— START OF Records —

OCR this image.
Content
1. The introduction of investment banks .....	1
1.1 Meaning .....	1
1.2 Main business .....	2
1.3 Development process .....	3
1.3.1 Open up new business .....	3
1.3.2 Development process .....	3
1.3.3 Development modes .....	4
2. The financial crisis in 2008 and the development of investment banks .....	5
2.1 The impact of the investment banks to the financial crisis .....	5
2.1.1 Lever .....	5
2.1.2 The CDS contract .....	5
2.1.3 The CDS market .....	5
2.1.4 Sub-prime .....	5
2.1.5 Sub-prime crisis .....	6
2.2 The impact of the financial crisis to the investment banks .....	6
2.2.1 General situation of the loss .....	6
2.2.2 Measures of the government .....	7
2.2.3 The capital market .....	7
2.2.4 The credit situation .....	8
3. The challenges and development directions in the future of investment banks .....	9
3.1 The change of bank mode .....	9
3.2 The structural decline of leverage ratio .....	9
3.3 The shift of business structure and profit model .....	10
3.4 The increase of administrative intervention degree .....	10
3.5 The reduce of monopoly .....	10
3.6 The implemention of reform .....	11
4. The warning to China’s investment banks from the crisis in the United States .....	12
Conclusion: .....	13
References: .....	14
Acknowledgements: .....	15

— END OF Records —

Exercise task =
Faithfully reproduce all of the records, character for character.

Written solution =
OCR this image.
Content
1. The introduction of investment banks .....	1
1.1 Meaning .....	1
1.2 Main business .....	2
1.3 Development process .....	3
1.3.1 Open up new business .....	3
1.3.2 Development process .....	3
1.3.3 Development modes .....	4
2. The financial crisis in 2008 and the development of investment banks .....	5
2.1 The impact of the investment banks to the financial crisis .....	5
2.1.1 Lever .....	5
2.1.2 The CDS contract .....	5
2.1.3 The CDS market .....	5
2.1.4 Sub-prime .....	5
2.1.5 Sub-prime crisis .....	6
2.2 The impact of the financial crisis to the investment banks .....	6
2.2.1 General situation of the loss .....	6
2.2.2 Measures of the government .....	7
2.2.3 The capital market .....	7
2.2.4 The credit situation .....	8
3. The challenges and development directions in the future of investment banks .....	9
3.1 The change of bank mode .....	9
3.2 The structural decline of leverage ratio .....	9
3.3 The shift of business structure and profit model .....	10
3.4 The increase of administrative intervention degree .....	10
3.5 The reduce of monopoly .....	10
3.6 The implemention of reform .....	11
4. The warning to China’s investment banks from the crisis in the United States .....	12
Conclusion: .....	13
References: .....	14
Acknowledgements: .....	15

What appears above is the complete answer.